AIM OF THE TASK: Leave out the pictures and reproduce all of the data exactly.

MATERIAL:
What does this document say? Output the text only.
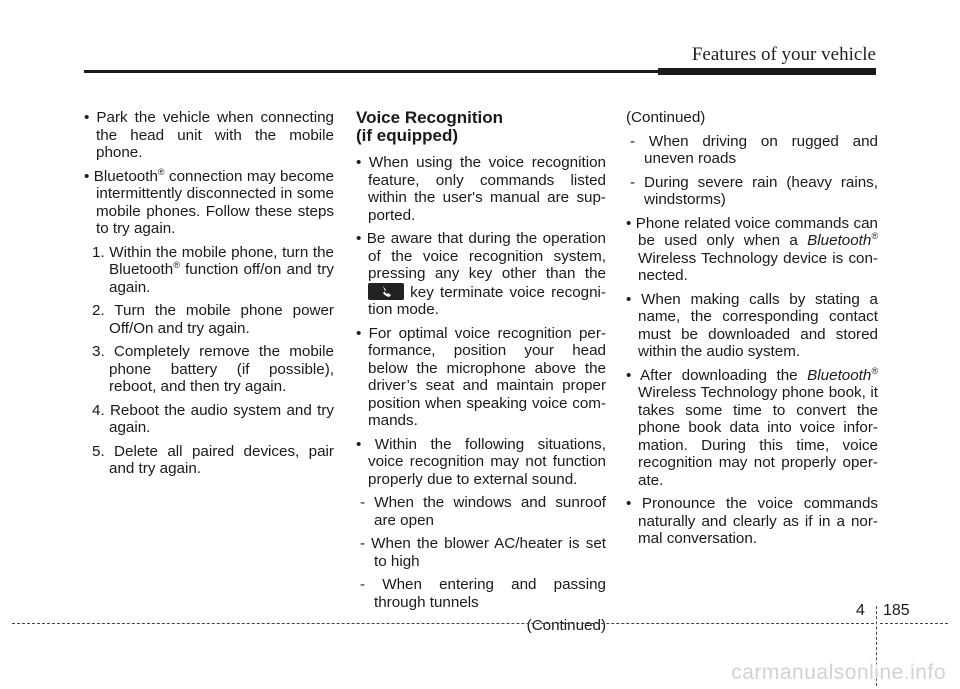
Features of your vehicle

• Park the vehicle when connecting the head unit with the mobile phone.

• Bluetooth® connection may become intermittently disconnected in some mobile phones. Follow these steps to try again.

1. Within the mobile phone, turn the Bluetooth® function off/on and try again.

2. Turn the mobile phone power Off/On and try again.

3. Completely remove the mobile phone battery (if possible), reboot, and then try again.

4. Reboot the audio system and try again.

5. Delete all paired devices, pair and try again.

Voice Recognition
(if equipped)

• When using the voice recognition feature, only commands listed within the user's manual are sup- ported.

• Be aware that during the operation of the voice recognition system, pressing any key other than the
key terminate voice recogni- tion mode.

• For optimal voice recognition per- formance, position your head below the microphone above the driver’s seat and maintain proper position when speaking voice com- mands.

• Within the following situations, voice recognition may not function properly due to external sound.

- When the windows and sunroof are open

- When the blower AC/heater is set to high

- When entering and passing through tunnels

(Continued)

(Continued)

- When driving on rugged and uneven roads

- During severe rain (heavy rains, windstorms)

• Phone related voice commands can be used only when a Bluetooth® Wireless Technology device is con- nected.

• When making calls by stating a name, the corresponding contact must be downloaded and stored within the audio system.

• After downloading the Bluetooth® Wireless Technology phone book, it takes some time to convert the phone book data into voice infor- mation. During this time, voice recognition may not properly oper- ate.

• Pronounce the voice commands naturally and clearly as if in a nor- mal conversation.

4 185
carmanualsonline.info
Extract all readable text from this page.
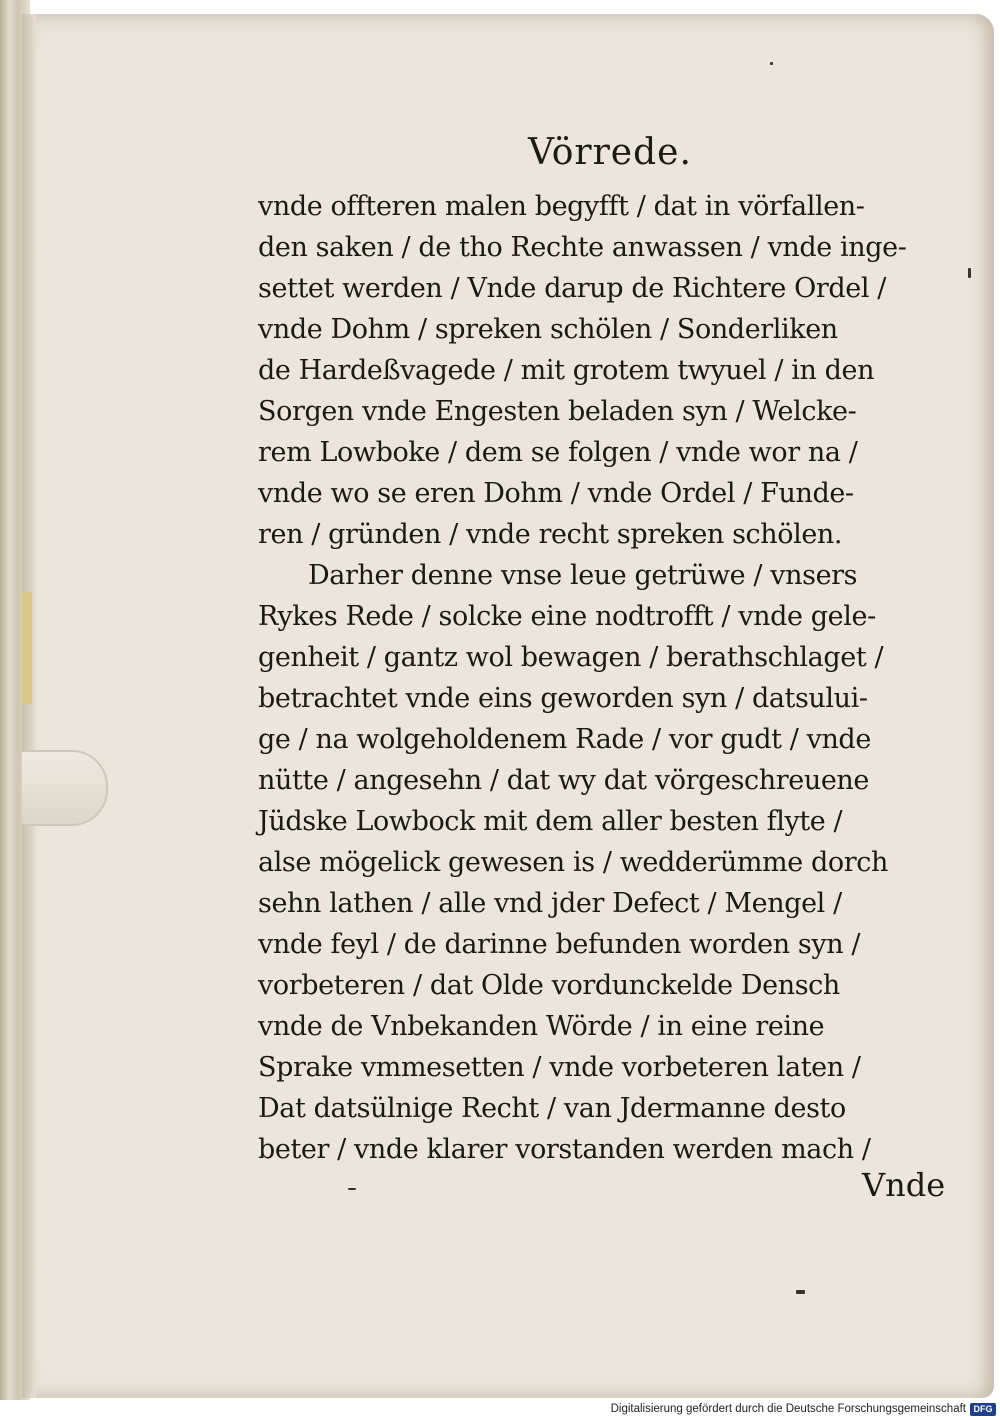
Vörrede.
vnde offteren malen begyfft / dat in vörfallen-
den saken / de tho Rechte anwassen / vnde inge-
settet werden / Vnde darup de Richtere Ordel /
vnde Dohm / spreken schölen / Sonderliken
de Hardeßvagede / mit grotem twyuel / in den
Sorgen vnde Engesten beladen syn / Welcke-
rem Lowboke / dem se folgen / vnde wor na /
vnde wo se eren Dohm / vnde Ordel / Funde-
ren / gründen / vnde recht spreken schölen.
Darher denne vnse leue getrüwe / vnsers
Rykes Rede / solcke eine nodtrofft / vnde gele-
genheit / gantz wol bewagen / berathschlaget /
betrachtet vnde eins geworden syn / datsului-
ge / na wolgeholdenem Rade / vor gudt / vnde
nütte / angesehn / dat wy dat vörgeschreuene
Jüdske Lowbock mit dem aller besten flyte /
alse mögelick gewesen is / wedderümme dorch
sehn lathen / alle vnd jder Defect / Mengel /
vnde feyl / de darinne befunden worden syn /
vorbeteren / dat Olde vordunckelde Densch
vnde de Vnbekanden Wörde / in eine reine
Sprake vmmesetten / vnde vorbeteren laten /
Dat datsülnige Recht / van Jdermanne desto
beter / vnde klarer vorstanden werden mach /
Vnde
Digitalisierung gefördert durch die Deutsche Forschungsgemeinschaft DFG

TASK SOLUTION:
What does this document say? Output the text only.
Features of your vehicle

• Park the vehicle when connecting the head unit with the mobile phone.

• Bluetooth® connection may become intermittently disconnected in some mobile phones. Follow these steps to try again.

1. Within the mobile phone, turn the Bluetooth® function off/on and try again.

2. Turn the mobile phone power Off/On and try again.

3. Completely remove the mobile phone battery (if possible), reboot, and then try again.

4. Reboot the audio system and try again.

5. Delete all paired devices, pair and try again.

Voice Recognition
(if equipped)

• When using the voice recognition feature, only commands listed within the user's manual are sup- ported.

• Be aware that during the operation of the voice recognition system, pressing any key other than the
key terminate voice recogni- tion mode.

• For optimal voice recognition per- formance, position your head below the microphone above the driver’s seat and maintain proper position when speaking voice com- mands.

• Within the following situations, voice recognition may not function properly due to external sound.

- When the windows and sunroof are open

- When the blower AC/heater is set to high

- When entering and passing through tunnels

(Continued)

(Continued)

- When driving on rugged and uneven roads

- During severe rain (heavy rains, windstorms)

• Phone related voice commands can be used only when a Bluetooth® Wireless Technology device is con- nected.

• When making calls by stating a name, the corresponding contact must be downloaded and stored within the audio system.

• After downloading the Bluetooth® Wireless Technology phone book, it takes some time to convert the phone book data into voice infor- mation. During this time, voice recognition may not properly oper- ate.

• Pronounce the voice commands naturally and clearly as if in a nor- mal conversation.

4 185
carmanualsonline.info
Extract all readable text from this page.
Vörrede.
vnde offteren malen begyfft / dat in vörfallen-
den saken / de tho Rechte anwassen / vnde inge-
settet werden / Vnde darup de Richtere Ordel /
vnde Dohm / spreken schölen / Sonderliken
de Hardeßvagede / mit grotem twyuel / in den
Sorgen vnde Engesten beladen syn / Welcke-
rem Lowboke / dem se folgen / vnde wor na /
vnde wo se eren Dohm / vnde Ordel / Funde-
ren / gründen / vnde recht spreken schölen.
Darher denne vnse leue getrüwe / vnsers
Rykes Rede / solcke eine nodtrofft / vnde gele-
genheit / gantz wol bewagen / berathschlaget /
betrachtet vnde eins geworden syn / datsului-
ge / na wolgeholdenem Rade / vor gudt / vnde
nütte / angesehn / dat wy dat vörgeschreuene
Jüdske Lowbock mit dem aller besten flyte /
alse mögelick gewesen is / wedderümme dorch
sehn lathen / alle vnd jder Defect / Mengel /
vnde feyl / de darinne befunden worden syn /
vorbeteren / dat Olde vordunckelde Densch
vnde de Vnbekanden Wörde / in eine reine
Sprake vmmesetten / vnde vorbeteren laten /
Dat datsülnige Recht / van Jdermanne desto
beter / vnde klarer vorstanden werden mach /
Vnde
Digitalisierung gefördert durch die Deutsche Forschungsgemeinschaft DFG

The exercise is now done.